* Request
Your task is to repeat the lines below exactly, excluding any pictures they contain.

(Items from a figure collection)
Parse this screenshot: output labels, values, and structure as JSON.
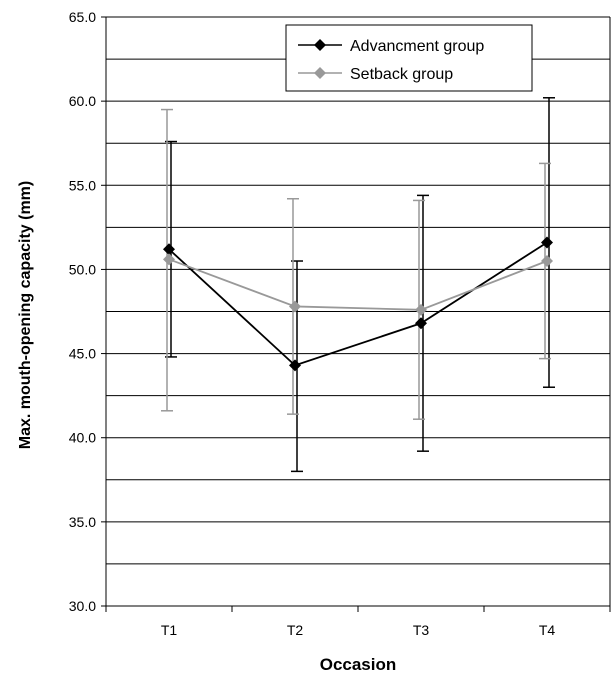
{
  "chart_data": {
    "type": "line",
    "title": "",
    "xlabel": "Occasion",
    "ylabel": "Max. mouth-opening capacity (mm)",
    "categories": [
      "T1",
      "T2",
      "T3",
      "T4"
    ],
    "ylim": [
      30.0,
      65.0
    ],
    "yticks": [
      "30.0",
      "35.0",
      "40.0",
      "45.0",
      "50.0",
      "55.0",
      "60.0",
      "65.0"
    ],
    "gridlines": [
      32.5,
      35.0,
      37.5,
      40.0,
      42.5,
      45.0,
      47.5,
      50.0,
      52.5,
      55.0,
      57.5,
      60.0,
      62.5
    ],
    "grid": true,
    "legend_position": "top-right",
    "series": [
      {
        "name": "Advancment group",
        "color": "#000000",
        "marker": "diamond",
        "values": [
          51.2,
          44.3,
          46.8,
          51.6
        ],
        "error_low": [
          44.8,
          38.0,
          39.2,
          43.0
        ],
        "error_high": [
          57.6,
          50.5,
          54.4,
          60.2
        ]
      },
      {
        "name": "Setback group",
        "color": "#999999",
        "marker": "diamond",
        "values": [
          50.6,
          47.8,
          47.6,
          50.5
        ],
        "error_low": [
          41.6,
          41.4,
          41.1,
          44.7
        ],
        "error_high": [
          59.5,
          54.2,
          54.1,
          56.3
        ]
      }
    ]
  }
}
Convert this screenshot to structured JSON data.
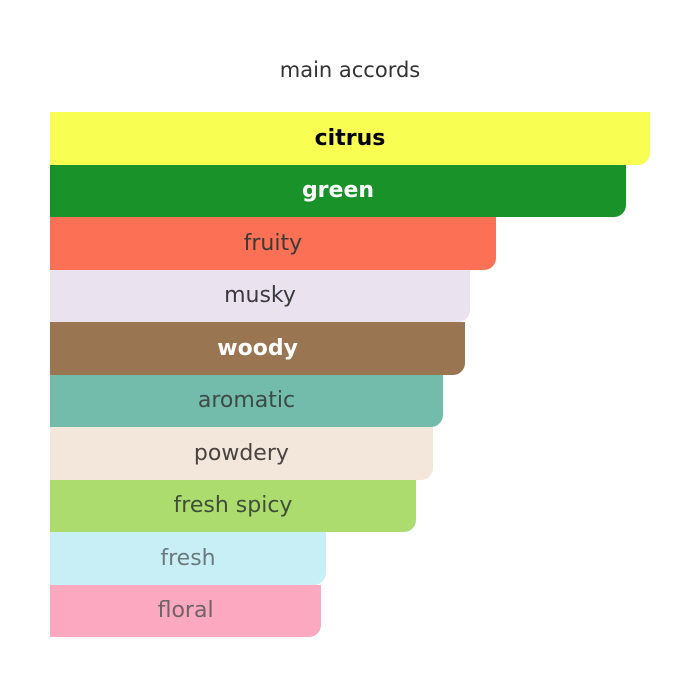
{
  "chart_data": {
    "type": "bar",
    "orientation": "horizontal",
    "title": "main accords",
    "xlim": [
      0,
      100
    ],
    "grid": false,
    "categories": [
      "citrus",
      "green",
      "fruity",
      "musky",
      "woody",
      "aromatic",
      "powdery",
      "fresh spicy",
      "fresh",
      "floral"
    ],
    "values": [
      100,
      96,
      74.3,
      70,
      69.2,
      65.5,
      63.8,
      61,
      46,
      45.2
    ],
    "colors": [
      "#f9ff52",
      "#19922a",
      "#fc7155",
      "#ebe2f0",
      "#9a7552",
      "#73bcab",
      "#f3e7dc",
      "#acdc6e",
      "#c8eff5",
      "#fda8c1"
    ],
    "text_colors": [
      "#000000",
      "#ffffff",
      "#3a3a3a",
      "#3a3a3a",
      "#ffffff",
      "#3d4a46",
      "#4a4340",
      "#3f4f37",
      "#6a7a7c",
      "#6e6468"
    ],
    "text_bold": [
      true,
      true,
      false,
      false,
      true,
      false,
      false,
      false,
      false,
      false
    ]
  }
}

* Expected output
Parse this screenshot: output labels, values, and structure as JSON.
{
  "chart_data": {
    "type": "line",
    "title": "",
    "xlabel": "Occasion",
    "ylabel": "Max. mouth-opening capacity (mm)",
    "categories": [
      "T1",
      "T2",
      "T3",
      "T4"
    ],
    "ylim": [
      30.0,
      65.0
    ],
    "yticks": [
      "30.0",
      "35.0",
      "40.0",
      "45.0",
      "50.0",
      "55.0",
      "60.0",
      "65.0"
    ],
    "gridlines": [
      32.5,
      35.0,
      37.5,
      40.0,
      42.5,
      45.0,
      47.5,
      50.0,
      52.5,
      55.0,
      57.5,
      60.0,
      62.5
    ],
    "grid": true,
    "legend_position": "top-right",
    "series": [
      {
        "name": "Advancment group",
        "color": "#000000",
        "marker": "diamond",
        "values": [
          51.2,
          44.3,
          46.8,
          51.6
        ],
        "error_low": [
          44.8,
          38.0,
          39.2,
          43.0
        ],
        "error_high": [
          57.6,
          50.5,
          54.4,
          60.2
        ]
      },
      {
        "name": "Setback group",
        "color": "#999999",
        "marker": "diamond",
        "values": [
          50.6,
          47.8,
          47.6,
          50.5
        ],
        "error_low": [
          41.6,
          41.4,
          41.1,
          44.7
        ],
        "error_high": [
          59.5,
          54.2,
          54.1,
          56.3
        ]
      }
    ]
  }
}
Convert this screenshot to structured JSON data.
{
  "chart_data": {
    "type": "bar",
    "orientation": "horizontal",
    "title": "main accords",
    "xlim": [
      0,
      100
    ],
    "grid": false,
    "categories": [
      "citrus",
      "green",
      "fruity",
      "musky",
      "woody",
      "aromatic",
      "powdery",
      "fresh spicy",
      "fresh",
      "floral"
    ],
    "values": [
      100,
      96,
      74.3,
      70,
      69.2,
      65.5,
      63.8,
      61,
      46,
      45.2
    ],
    "colors": [
      "#f9ff52",
      "#19922a",
      "#fc7155",
      "#ebe2f0",
      "#9a7552",
      "#73bcab",
      "#f3e7dc",
      "#acdc6e",
      "#c8eff5",
      "#fda8c1"
    ],
    "text_colors": [
      "#000000",
      "#ffffff",
      "#3a3a3a",
      "#3a3a3a",
      "#ffffff",
      "#3d4a46",
      "#4a4340",
      "#3f4f37",
      "#6a7a7c",
      "#6e6468"
    ],
    "text_bold": [
      true,
      true,
      false,
      false,
      true,
      false,
      false,
      false,
      false,
      false
    ]
  }
}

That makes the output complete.